::: DATA SHOWN :::

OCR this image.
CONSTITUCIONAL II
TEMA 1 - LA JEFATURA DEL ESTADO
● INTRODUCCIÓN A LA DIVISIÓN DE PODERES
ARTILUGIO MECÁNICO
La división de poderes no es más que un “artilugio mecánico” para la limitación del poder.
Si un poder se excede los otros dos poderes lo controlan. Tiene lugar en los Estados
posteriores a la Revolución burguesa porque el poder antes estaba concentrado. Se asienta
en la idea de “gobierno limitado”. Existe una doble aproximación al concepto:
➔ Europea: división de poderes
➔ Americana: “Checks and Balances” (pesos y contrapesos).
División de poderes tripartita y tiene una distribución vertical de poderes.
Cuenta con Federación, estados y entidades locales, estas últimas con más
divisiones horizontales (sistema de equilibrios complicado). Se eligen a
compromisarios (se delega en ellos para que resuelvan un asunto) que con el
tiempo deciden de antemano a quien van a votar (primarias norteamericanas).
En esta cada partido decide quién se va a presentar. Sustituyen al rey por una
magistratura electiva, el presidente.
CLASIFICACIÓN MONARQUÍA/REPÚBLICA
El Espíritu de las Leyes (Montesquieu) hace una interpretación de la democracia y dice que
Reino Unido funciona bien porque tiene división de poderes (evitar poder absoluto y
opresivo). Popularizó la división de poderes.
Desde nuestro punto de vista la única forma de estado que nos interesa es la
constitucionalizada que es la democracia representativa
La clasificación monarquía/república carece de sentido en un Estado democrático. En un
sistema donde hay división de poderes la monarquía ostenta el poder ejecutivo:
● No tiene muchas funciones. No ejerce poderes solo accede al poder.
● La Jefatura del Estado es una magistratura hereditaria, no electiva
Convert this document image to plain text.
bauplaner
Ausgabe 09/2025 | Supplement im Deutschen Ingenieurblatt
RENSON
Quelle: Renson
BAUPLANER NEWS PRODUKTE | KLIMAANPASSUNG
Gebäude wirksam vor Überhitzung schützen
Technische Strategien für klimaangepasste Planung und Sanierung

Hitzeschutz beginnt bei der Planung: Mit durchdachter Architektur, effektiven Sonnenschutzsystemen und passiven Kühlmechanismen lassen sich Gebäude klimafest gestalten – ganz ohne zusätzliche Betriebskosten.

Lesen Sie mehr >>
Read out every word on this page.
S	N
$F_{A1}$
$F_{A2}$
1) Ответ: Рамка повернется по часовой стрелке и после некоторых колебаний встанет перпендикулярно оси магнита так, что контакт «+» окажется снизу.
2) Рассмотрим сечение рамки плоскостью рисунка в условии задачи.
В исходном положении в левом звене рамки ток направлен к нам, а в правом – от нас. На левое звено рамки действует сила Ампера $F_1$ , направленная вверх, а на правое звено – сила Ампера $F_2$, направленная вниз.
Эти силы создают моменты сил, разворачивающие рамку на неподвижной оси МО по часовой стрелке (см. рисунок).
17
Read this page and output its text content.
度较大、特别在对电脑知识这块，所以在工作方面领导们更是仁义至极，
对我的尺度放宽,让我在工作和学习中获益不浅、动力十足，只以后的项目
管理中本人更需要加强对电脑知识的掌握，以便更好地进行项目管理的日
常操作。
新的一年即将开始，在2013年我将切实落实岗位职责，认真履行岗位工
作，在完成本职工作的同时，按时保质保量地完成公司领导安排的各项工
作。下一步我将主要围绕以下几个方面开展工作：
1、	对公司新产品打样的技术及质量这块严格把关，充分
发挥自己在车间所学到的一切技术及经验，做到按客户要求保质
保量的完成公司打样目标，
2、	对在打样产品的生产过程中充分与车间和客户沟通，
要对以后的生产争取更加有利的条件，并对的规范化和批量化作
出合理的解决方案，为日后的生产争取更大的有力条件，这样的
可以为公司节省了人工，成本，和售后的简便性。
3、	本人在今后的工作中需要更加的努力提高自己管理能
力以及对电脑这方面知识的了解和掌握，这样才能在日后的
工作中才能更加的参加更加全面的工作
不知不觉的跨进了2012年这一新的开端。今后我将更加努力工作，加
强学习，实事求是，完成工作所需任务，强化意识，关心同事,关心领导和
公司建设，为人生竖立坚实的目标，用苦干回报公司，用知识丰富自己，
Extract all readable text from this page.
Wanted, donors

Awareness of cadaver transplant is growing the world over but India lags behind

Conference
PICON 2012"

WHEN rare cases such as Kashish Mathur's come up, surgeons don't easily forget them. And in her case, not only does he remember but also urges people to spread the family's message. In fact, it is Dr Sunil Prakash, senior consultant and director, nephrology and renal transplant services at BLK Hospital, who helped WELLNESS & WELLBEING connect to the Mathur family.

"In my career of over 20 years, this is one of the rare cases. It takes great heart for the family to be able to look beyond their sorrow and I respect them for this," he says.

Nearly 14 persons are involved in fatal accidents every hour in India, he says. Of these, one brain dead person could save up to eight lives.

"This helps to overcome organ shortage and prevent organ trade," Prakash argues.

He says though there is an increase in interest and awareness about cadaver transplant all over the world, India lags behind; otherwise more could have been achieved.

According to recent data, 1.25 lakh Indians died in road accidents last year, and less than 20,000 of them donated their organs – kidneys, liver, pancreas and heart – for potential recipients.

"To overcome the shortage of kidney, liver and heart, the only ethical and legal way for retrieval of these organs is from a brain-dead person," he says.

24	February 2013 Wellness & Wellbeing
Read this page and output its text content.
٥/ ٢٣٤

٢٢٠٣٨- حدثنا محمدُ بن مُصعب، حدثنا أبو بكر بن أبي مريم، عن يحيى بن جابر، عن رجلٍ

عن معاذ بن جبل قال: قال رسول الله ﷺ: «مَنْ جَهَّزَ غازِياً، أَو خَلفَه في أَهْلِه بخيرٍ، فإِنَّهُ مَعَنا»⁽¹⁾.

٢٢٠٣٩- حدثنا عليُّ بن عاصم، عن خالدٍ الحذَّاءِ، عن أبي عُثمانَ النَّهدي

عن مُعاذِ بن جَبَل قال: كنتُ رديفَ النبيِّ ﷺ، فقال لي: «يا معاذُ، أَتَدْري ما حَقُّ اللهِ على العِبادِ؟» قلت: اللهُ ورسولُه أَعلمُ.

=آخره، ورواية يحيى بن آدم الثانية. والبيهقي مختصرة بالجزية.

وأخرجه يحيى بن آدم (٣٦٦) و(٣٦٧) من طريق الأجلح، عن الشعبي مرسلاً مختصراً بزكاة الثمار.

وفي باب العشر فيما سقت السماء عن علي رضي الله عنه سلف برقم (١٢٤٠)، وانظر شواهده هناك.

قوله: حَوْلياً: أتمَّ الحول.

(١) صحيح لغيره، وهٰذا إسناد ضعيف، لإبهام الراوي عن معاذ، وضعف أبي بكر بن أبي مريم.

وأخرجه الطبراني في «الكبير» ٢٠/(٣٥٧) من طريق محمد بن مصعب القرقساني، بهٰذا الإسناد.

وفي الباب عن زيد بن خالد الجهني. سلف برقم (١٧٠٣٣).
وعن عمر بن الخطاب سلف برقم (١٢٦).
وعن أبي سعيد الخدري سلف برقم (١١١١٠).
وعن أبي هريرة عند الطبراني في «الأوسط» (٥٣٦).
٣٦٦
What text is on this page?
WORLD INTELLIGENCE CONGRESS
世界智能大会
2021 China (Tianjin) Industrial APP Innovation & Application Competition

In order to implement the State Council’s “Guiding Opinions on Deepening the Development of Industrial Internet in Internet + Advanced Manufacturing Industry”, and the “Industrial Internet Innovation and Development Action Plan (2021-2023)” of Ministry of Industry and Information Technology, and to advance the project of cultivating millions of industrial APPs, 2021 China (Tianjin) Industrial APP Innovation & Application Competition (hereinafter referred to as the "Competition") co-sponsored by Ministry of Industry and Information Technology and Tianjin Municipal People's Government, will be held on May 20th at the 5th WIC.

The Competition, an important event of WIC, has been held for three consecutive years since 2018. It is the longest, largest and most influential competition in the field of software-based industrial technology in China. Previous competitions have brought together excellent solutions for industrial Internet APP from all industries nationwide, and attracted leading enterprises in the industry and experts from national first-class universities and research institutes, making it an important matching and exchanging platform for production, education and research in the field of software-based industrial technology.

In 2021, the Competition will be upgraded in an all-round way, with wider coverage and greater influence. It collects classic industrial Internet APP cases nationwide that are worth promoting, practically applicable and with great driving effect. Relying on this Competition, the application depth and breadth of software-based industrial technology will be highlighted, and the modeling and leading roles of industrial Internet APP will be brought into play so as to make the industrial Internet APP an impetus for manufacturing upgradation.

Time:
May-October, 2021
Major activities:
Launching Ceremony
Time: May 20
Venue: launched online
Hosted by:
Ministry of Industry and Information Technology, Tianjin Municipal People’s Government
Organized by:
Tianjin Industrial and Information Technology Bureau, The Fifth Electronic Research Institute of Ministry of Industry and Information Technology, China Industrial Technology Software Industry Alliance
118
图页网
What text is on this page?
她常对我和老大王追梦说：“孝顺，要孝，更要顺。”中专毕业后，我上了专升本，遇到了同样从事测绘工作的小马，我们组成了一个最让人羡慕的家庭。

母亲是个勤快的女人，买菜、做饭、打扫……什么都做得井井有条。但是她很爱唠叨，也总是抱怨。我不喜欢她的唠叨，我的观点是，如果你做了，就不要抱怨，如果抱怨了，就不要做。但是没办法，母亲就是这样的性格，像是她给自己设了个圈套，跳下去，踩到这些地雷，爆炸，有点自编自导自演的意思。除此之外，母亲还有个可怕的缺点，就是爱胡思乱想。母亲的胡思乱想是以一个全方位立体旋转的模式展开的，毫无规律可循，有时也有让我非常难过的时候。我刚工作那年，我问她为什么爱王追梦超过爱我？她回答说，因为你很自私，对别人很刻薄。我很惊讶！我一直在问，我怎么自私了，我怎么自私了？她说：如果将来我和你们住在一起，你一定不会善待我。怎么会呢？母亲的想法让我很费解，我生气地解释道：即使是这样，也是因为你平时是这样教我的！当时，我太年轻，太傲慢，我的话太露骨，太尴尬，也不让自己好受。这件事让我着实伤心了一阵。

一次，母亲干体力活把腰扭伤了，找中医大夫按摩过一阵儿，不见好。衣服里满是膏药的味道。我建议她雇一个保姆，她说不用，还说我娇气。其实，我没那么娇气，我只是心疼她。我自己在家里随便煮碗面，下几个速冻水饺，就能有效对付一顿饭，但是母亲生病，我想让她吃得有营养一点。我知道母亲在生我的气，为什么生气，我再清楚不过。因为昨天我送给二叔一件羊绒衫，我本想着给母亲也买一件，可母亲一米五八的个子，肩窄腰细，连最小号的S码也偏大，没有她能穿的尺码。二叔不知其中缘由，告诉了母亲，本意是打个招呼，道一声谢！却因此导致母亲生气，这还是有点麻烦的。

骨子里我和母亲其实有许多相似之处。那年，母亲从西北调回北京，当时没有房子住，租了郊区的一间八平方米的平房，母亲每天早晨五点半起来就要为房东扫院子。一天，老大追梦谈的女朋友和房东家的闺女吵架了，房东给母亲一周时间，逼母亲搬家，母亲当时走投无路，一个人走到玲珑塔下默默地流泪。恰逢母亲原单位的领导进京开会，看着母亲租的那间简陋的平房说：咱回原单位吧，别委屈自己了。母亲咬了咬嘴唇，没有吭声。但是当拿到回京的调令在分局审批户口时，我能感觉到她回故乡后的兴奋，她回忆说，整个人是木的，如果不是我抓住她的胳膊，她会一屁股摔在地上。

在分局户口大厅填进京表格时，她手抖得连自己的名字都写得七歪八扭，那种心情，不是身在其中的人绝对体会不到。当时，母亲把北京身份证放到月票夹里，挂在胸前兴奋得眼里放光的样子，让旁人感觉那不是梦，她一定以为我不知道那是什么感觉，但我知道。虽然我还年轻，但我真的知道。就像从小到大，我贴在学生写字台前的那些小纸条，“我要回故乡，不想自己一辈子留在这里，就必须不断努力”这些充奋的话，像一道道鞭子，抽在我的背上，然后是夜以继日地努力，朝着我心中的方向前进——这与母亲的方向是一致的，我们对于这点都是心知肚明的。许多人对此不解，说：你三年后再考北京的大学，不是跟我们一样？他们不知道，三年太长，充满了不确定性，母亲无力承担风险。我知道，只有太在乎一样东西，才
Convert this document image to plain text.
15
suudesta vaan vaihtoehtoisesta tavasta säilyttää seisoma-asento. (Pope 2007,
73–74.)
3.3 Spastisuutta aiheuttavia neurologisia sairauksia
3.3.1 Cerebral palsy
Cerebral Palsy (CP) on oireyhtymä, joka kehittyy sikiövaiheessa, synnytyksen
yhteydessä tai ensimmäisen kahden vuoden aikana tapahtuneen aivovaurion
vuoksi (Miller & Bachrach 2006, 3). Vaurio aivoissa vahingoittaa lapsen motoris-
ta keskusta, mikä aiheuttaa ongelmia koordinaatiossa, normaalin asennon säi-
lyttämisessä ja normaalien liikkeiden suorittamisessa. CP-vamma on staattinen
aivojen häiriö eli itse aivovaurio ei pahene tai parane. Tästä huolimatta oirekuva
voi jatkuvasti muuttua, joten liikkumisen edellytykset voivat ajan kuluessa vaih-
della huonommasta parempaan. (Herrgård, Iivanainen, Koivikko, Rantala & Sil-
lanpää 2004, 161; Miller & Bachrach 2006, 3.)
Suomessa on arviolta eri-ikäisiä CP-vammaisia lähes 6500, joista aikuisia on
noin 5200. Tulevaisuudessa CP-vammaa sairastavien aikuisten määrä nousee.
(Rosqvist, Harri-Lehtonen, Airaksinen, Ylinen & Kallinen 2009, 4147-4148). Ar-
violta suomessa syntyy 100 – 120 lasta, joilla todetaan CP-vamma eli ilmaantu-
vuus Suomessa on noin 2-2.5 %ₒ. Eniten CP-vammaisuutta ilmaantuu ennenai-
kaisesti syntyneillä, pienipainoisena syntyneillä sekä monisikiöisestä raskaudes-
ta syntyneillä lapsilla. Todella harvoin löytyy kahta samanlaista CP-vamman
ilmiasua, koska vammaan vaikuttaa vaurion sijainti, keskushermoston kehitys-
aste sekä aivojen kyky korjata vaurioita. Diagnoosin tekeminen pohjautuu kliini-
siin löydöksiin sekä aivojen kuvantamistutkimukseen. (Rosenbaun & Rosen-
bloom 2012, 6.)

:::

* WRITTEN TASK *
Gather from the data above every line with the string "their".

* FULL SOLUTION *
"In my career of over 20 years, this is one of the rare cases. It takes great heart for the family to be able to look beyond their sorrow and I respect them for this," he says.
According to recent data, 1.25 lakh Indians died in road accidents last year, and less than 20,000 of them donated their organs – kidneys, liver, pancreas and heart – for potential recipients.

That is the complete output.